--- THE REQUEST ---
Set every record down verbatim and omit the pictures.

[Begin INFORMATION SHOWN]

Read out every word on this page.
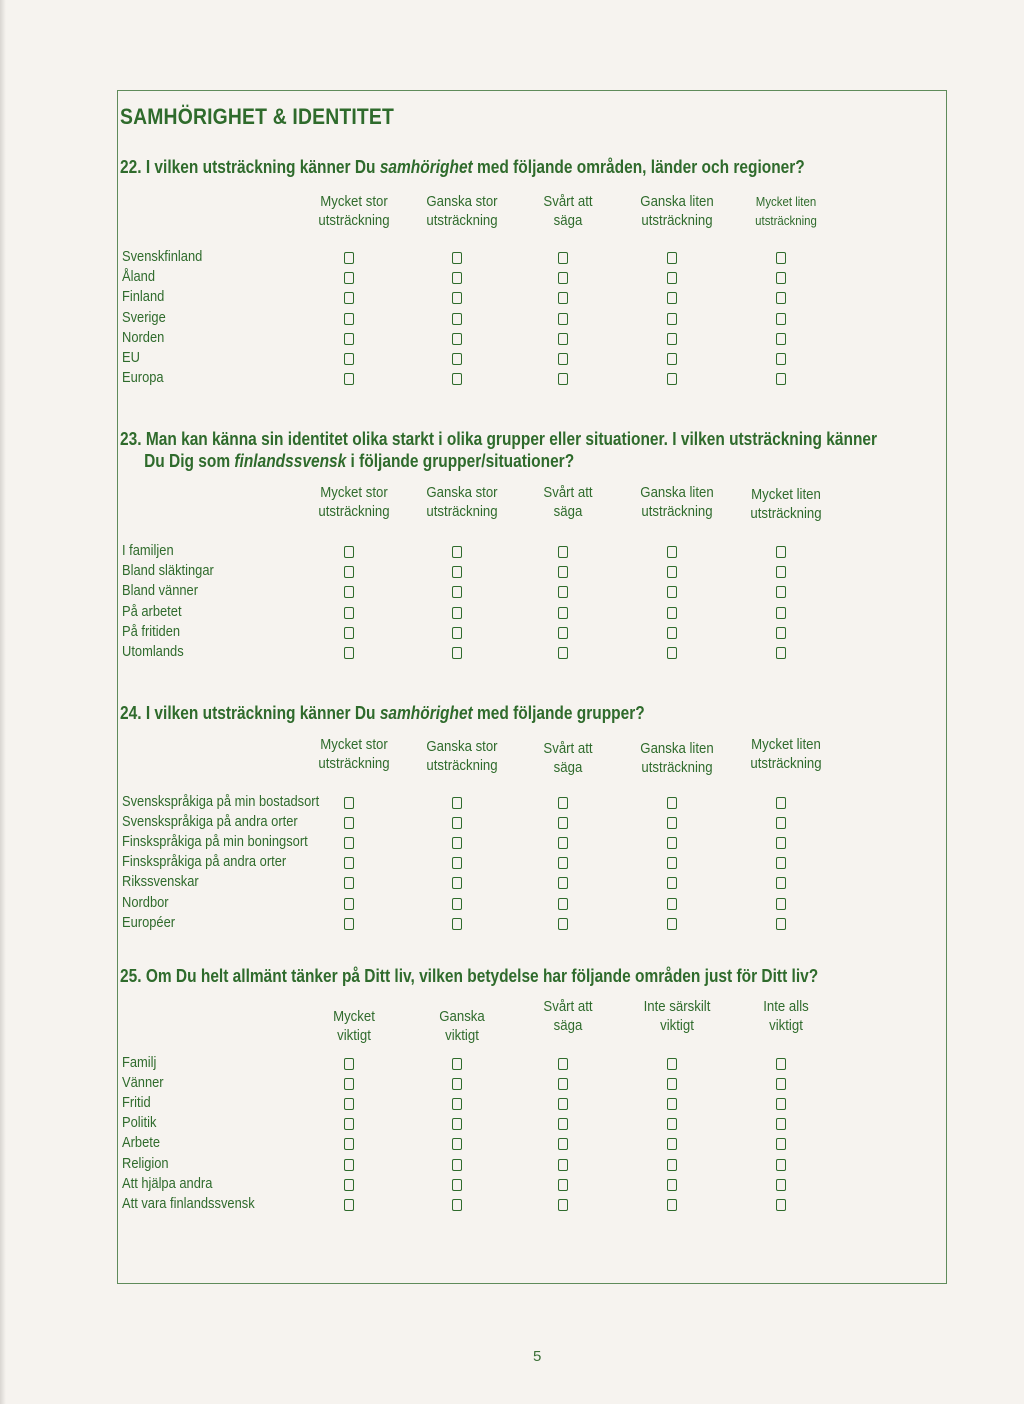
SAMHÖRIGHET & IDENTITET
22. I vilken utsträckning känner Du samhörighet med följande områden, länder och regioner?
Mycket stor
utsträckning
Ganska stor
utsträckning
Svårt att
säga
Ganska liten
utsträckning
Mycket liten
utsträckning
Svenskfinland
Åland
Finland
Sverige
Norden
EU
Europa
23. Man kan känna sin identitet olika starkt i olika grupper eller situationer. I vilken utsträckning känner
Du Dig som finlandssvensk i följande grupper/situationer?
Mycket stor
utsträckning
Ganska stor
utsträckning
Svårt att
säga
Ganska liten
utsträckning
Mycket liten
utsträckning
I familjen
Bland släktingar
Bland vänner
På arbetet
På fritiden
Utomlands
24. I vilken utsträckning känner Du samhörighet med följande grupper?
Mycket stor
utsträckning
Ganska stor
utsträckning
Svårt att
säga
Ganska liten
utsträckning
Mycket liten
utsträckning
Svenskspråkiga på min bostadsort
Svenskspråkiga på andra orter
Finskspråkiga på min boningsort
Finskspråkiga på andra orter
Rikssvenskar
Nordbor
Européer
25. Om Du helt allmänt tänker på Ditt liv, vilken betydelse har följande områden just för Ditt liv?
Mycket
viktigt
Ganska
viktigt
Svårt att
säga
Inte särskilt
viktigt
Inte alls
viktigt
Familj
Vänner
Fritid
Politik
Arbete
Religion
Att hjälpa andra
Att vara finlandssvensk
5
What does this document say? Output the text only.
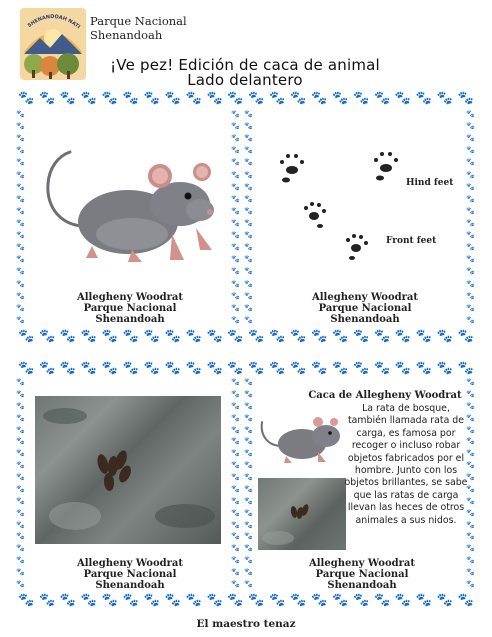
SHENANDOAH NATI Parque Nacional
Shenandoah
¡Ve pez! Edición de caca de animal
Lado delantero
🐾 🐾 🐾 🐾 🐾 🐾 🐾 🐾 🐾 🐾 🐾 🐾 🐾 🐾 🐾 🐾 🐾 🐾 🐾 🐾 🐾 🐾
🐾 🐾 🐾 🐾 🐾 🐾 🐾 🐾 🐾 🐾 🐾 🐾 🐾 🐾 🐾 🐾 🐾 🐾 🐾 🐾 🐾 🐾
🐾 🐾 🐾 🐾 🐾 🐾 🐾 🐾 🐾 🐾 🐾 🐾 🐾 🐾 🐾 🐾 🐾 🐾 🐾 🐾 🐾 🐾
🐾 🐾 🐾 🐾 🐾 🐾 🐾 🐾 🐾 🐾 🐾 🐾 🐾 🐾 🐾 🐾 🐾 🐾 🐾 🐾 🐾 🐾
🐾
🐾
🐾
🐾
🐾
🐾
🐾
🐾
🐾
🐾
🐾
🐾
🐾
🐾
🐾
🐾
🐾
🐾
🐾
🐾
🐾
🐾
🐾
🐾
🐾
🐾
🐾
🐾
🐾
🐾
🐾
🐾
🐾
🐾
🐾
🐾
🐾
🐾
🐾
🐾
🐾
🐾
🐾
🐾
🐾
🐾
🐾
🐾
🐾
🐾
🐾
🐾
🐾
🐾
🐾
🐾
🐾
🐾
🐾
🐾
🐾
🐾
🐾
🐾
🐾
🐾
🐾
🐾
🐾
🐾
🐾
🐾
🐾
🐾
🐾
🐾
🐾
🐾
🐾
🐾
🐾
🐾
🐾
🐾
🐾
🐾
🐾
🐾
🐾
🐾
🐾
🐾
🐾
🐾
🐾
🐾
🐾
🐾
🐾
🐾
🐾
🐾
🐾
🐾
🐾
🐾
🐾
🐾
🐾
🐾
🐾
🐾
🐾
🐾
🐾
🐾
🐾
🐾
🐾
🐾
🐾
🐾
🐾
🐾
🐾
🐾
🐾
🐾
🐾
🐾
🐾
🐾
🐾
🐾
🐾
🐾
🐾
🐾
🐾
🐾
🐾
🐾
🐾
🐾
Allegheny Woodrat
Parque Nacional
Shenandoah
Hind feet
Front feet
Allegheny Woodrat
Parque Nacional
Shenandoah
Allegheny Woodrat
Parque Nacional
Shenandoah
Caca de Allegheny Woodrat
La rata de bosque, también llamada rata de carga, es famosa por recoger o incluso robar objetos fabricados por el hombre. Junto con los objetos brillantes, se sabe que las ratas de carga llevan las heces de otros animales a sus nidos.
Allegheny Woodrat
Parque Nacional
Shenandoah
El maestro tenaz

[End INFORMATION SHOWN]

--- ANSWER TO THE PROBLEM ---
Read out every word on this page.
SAMHÖRIGHET & IDENTITET
22. I vilken utsträckning känner Du samhörighet med följande områden, länder och regioner?
Mycket stor
utsträckning
Ganska stor
utsträckning
Svårt att
säga
Ganska liten
utsträckning
Mycket liten
utsträckning
Svenskfinland
Åland
Finland
Sverige
Norden
EU
Europa
23. Man kan känna sin identitet olika starkt i olika grupper eller situationer. I vilken utsträckning känner
Du Dig som finlandssvensk i följande grupper/situationer?
Mycket stor
utsträckning
Ganska stor
utsträckning
Svårt att
säga
Ganska liten
utsträckning
Mycket liten
utsträckning
I familjen
Bland släktingar
Bland vänner
På arbetet
På fritiden
Utomlands
24. I vilken utsträckning känner Du samhörighet med följande grupper?
Mycket stor
utsträckning
Ganska stor
utsträckning
Svårt att
säga
Ganska liten
utsträckning
Mycket liten
utsträckning
Svenskspråkiga på min bostadsort
Svenskspråkiga på andra orter
Finskspråkiga på min boningsort
Finskspråkiga på andra orter
Rikssvenskar
Nordbor
Européer
25. Om Du helt allmänt tänker på Ditt liv, vilken betydelse har följande områden just för Ditt liv?
Mycket
viktigt
Ganska
viktigt
Svårt att
säga
Inte särskilt
viktigt
Inte alls
viktigt
Familj
Vänner
Fritid
Politik
Arbete
Religion
Att hjälpa andra
Att vara finlandssvensk
5
What does this document say? Output the text only.
SHENANDOAH NATI Parque Nacional
Shenandoah
¡Ve pez! Edición de caca de animal
Lado delantero
🐾 🐾 🐾 🐾 🐾 🐾 🐾 🐾 🐾 🐾 🐾 🐾 🐾 🐾 🐾 🐾 🐾 🐾 🐾 🐾 🐾 🐾
🐾 🐾 🐾 🐾 🐾 🐾 🐾 🐾 🐾 🐾 🐾 🐾 🐾 🐾 🐾 🐾 🐾 🐾 🐾 🐾 🐾 🐾
🐾 🐾 🐾 🐾 🐾 🐾 🐾 🐾 🐾 🐾 🐾 🐾 🐾 🐾 🐾 🐾 🐾 🐾 🐾 🐾 🐾 🐾
🐾 🐾 🐾 🐾 🐾 🐾 🐾 🐾 🐾 🐾 🐾 🐾 🐾 🐾 🐾 🐾 🐾 🐾 🐾 🐾 🐾 🐾
🐾
🐾
🐾
🐾
🐾
🐾
🐾
🐾
🐾
🐾
🐾
🐾
🐾
🐾
🐾
🐾
🐾
🐾
🐾
🐾
🐾
🐾
🐾
🐾
🐾
🐾
🐾
🐾
🐾
🐾
🐾
🐾
🐾
🐾
🐾
🐾
🐾
🐾
🐾
🐾
🐾
🐾
🐾
🐾
🐾
🐾
🐾
🐾
🐾
🐾
🐾
🐾
🐾
🐾
🐾
🐾
🐾
🐾
🐾
🐾
🐾
🐾
🐾
🐾
🐾
🐾
🐾
🐾
🐾
🐾
🐾
🐾
🐾
🐾
🐾
🐾
🐾
🐾
🐾
🐾
🐾
🐾
🐾
🐾
🐾
🐾
🐾
🐾
🐾
🐾
🐾
🐾
🐾
🐾
🐾
🐾
🐾
🐾
🐾
🐾
🐾
🐾
🐾
🐾
🐾
🐾
🐾
🐾
🐾
🐾
🐾
🐾
🐾
🐾
🐾
🐾
🐾
🐾
🐾
🐾
🐾
🐾
🐾
🐾
🐾
🐾
🐾
🐾
🐾
🐾
🐾
🐾
🐾
🐾
🐾
🐾
🐾
🐾
🐾
🐾
🐾
🐾
🐾
🐾
Allegheny Woodrat
Parque Nacional
Shenandoah
Hind feet
Front feet
Allegheny Woodrat
Parque Nacional
Shenandoah
Allegheny Woodrat
Parque Nacional
Shenandoah
Caca de Allegheny Woodrat
La rata de bosque, también llamada rata de carga, es famosa por recoger o incluso robar objetos fabricados por el hombre. Junto con los objetos brillantes, se sabe que las ratas de carga llevan las heces de otros animales a sus nidos.
Allegheny Woodrat
Parque Nacional
Shenandoah
El maestro tenaz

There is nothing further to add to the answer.